FRAGMENTO SELECCIONADO ::
Dos días antes de Navidad, cuando su pareja dio positivo, Michelle Green obviamente tuvo miedo de contagiarse. Ambos se habían vacunado, pero Michelle estaba embarazada de dos meses de su segundo hijo y su pareja trabaja en un bar, donde varios compañeros estaban con coronavirus.
“Le pedí que se metiera en la habitación de huéspedes y no saliera de ahí”, dice Michelle, que tiene 40 años y es directora de proyectos de una startup de compras en Washington. La pareja y su pequeño hijo debieron cancelar la celebración de Navidad.
Sin embargo, por algún motivo, Michelle nunca dio positivo.
Ahora los científicos de todo el mundo están investigando por qué hay un grupo de personas como Michelle que ha logrado esquivar el virus durante más de dos años, incluso tras la aparición de la supercontagiosa variante ómicron, que rompió todos los récords de contagios hace apenas seis meses.
Para empezar, los datos: la mayoría de los norteamericanos ya contrajo el coronavirus desde que empezó a esparcirse por Estados Unidos a principios de 2020, según los Centros para el Control y Prevención de las Enfermedades de ese país.

TAREA ::
Reemplaza "Navidad" por "Año Nuevo" en el texto sobre el coronavirus y escribe de nuevo el tramo que va desde "Dos días antes" hasta "apenas seis meses.", ambos incluidos.

DATOS MOSTRADOS ::
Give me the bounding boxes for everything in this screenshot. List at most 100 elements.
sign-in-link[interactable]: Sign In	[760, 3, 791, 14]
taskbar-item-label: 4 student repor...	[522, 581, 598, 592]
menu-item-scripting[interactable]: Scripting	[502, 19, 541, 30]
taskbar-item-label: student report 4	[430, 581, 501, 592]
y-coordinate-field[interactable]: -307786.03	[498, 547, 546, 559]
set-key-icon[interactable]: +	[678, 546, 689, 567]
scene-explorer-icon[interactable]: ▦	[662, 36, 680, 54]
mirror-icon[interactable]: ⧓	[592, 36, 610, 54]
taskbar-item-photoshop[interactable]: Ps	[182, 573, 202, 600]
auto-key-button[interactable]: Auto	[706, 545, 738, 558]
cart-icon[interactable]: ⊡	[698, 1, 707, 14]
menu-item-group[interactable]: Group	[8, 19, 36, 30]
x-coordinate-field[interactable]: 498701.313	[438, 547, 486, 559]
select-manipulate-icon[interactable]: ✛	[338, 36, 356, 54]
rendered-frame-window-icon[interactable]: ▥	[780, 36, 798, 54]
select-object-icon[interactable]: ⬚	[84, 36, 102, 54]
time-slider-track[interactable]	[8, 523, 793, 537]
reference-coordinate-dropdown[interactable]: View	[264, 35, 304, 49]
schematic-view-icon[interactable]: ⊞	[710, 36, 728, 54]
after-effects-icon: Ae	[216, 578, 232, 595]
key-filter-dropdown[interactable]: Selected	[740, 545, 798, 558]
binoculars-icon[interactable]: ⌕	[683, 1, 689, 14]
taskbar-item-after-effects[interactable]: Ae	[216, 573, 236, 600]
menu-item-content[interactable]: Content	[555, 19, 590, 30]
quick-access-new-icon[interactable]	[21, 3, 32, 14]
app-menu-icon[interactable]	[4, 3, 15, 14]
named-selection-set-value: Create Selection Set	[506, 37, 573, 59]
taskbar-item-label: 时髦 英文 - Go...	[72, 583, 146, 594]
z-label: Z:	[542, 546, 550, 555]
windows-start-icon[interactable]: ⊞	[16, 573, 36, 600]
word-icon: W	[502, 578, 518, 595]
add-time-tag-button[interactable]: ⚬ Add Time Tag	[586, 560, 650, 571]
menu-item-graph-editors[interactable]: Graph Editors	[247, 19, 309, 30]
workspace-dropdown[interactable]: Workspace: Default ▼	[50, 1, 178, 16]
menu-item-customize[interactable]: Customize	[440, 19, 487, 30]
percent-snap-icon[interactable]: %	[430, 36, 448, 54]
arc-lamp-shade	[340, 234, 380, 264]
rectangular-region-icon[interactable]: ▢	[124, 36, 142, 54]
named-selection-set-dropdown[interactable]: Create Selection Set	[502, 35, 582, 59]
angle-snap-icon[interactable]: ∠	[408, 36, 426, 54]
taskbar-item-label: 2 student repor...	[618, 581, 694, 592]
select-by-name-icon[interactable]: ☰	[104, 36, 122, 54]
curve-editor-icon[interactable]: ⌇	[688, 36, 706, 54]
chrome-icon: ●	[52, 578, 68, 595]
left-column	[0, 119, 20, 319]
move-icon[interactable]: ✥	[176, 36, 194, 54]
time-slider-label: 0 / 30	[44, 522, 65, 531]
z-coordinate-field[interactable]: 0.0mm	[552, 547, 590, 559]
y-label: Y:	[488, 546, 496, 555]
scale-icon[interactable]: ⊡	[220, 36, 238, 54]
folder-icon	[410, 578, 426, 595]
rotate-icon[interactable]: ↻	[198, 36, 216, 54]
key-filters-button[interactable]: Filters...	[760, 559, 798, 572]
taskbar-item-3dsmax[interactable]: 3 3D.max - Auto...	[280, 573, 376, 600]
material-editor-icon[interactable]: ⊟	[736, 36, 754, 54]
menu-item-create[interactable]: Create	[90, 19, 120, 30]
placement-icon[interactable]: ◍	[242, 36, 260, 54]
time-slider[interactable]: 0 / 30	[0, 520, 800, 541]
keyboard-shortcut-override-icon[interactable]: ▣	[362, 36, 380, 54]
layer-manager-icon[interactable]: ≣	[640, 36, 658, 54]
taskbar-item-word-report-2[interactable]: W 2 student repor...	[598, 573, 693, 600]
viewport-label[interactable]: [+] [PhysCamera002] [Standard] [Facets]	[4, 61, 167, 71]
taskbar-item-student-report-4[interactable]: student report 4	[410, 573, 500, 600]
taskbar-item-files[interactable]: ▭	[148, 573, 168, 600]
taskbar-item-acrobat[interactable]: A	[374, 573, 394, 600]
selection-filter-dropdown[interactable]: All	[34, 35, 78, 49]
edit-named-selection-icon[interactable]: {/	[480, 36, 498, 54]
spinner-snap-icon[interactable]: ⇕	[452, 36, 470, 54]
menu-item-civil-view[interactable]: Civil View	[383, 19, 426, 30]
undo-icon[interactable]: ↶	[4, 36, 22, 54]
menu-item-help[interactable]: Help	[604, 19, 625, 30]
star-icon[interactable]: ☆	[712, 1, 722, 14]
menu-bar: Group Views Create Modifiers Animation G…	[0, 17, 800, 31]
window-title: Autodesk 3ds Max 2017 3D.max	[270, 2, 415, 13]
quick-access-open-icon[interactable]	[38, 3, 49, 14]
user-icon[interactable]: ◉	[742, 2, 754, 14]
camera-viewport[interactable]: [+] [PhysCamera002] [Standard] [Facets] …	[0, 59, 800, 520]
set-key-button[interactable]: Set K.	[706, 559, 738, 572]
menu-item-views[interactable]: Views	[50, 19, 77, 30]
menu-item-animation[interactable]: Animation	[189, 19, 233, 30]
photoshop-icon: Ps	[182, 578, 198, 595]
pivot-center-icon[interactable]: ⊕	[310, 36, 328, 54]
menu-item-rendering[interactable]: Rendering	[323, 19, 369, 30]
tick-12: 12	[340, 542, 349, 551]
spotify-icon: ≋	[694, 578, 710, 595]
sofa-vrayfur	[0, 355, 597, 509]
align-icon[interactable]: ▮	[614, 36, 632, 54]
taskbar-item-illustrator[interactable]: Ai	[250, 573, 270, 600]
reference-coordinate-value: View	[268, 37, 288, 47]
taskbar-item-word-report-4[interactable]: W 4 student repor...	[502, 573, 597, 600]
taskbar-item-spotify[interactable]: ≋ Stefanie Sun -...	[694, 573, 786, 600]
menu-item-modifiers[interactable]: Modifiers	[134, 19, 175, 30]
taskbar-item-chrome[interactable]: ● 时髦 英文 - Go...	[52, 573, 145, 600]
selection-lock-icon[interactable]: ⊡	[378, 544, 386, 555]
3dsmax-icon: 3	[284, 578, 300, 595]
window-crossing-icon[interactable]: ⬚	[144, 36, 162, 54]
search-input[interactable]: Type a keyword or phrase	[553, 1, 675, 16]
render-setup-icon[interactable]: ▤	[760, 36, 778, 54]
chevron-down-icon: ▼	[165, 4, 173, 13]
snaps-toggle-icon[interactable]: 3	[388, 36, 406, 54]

RESPUESTA ::
Dos días antes de Año Nuevo, cuando su pareja dio positivo, Michelle Green obviamente tuvo miedo de contagiarse. Ambos se habían vacunado, pero Michelle estaba embarazada de dos meses de su segundo hijo y su pareja trabaja en un bar, donde varios compañeros estaban con coronavirus.
“Le pedí que se metiera en la habitación de huéspedes y no saliera de ahí”, dice Michelle, que tiene 40 años y es directora de proyectos de una startup de compras en Washington. La pareja y su pequeño hijo debieron cancelar la celebración de Año Nuevo.
Sin embargo, por algún motivo, Michelle nunca dio positivo.
Ahora los científicos de todo el mundo están investigando por qué hay un grupo de personas como Michelle que ha logrado esquivar el virus durante más de dos años, incluso tras la aparición de la supercontagiosa variante ómicron, que rompió todos los récords de contagios hace apenas seis meses.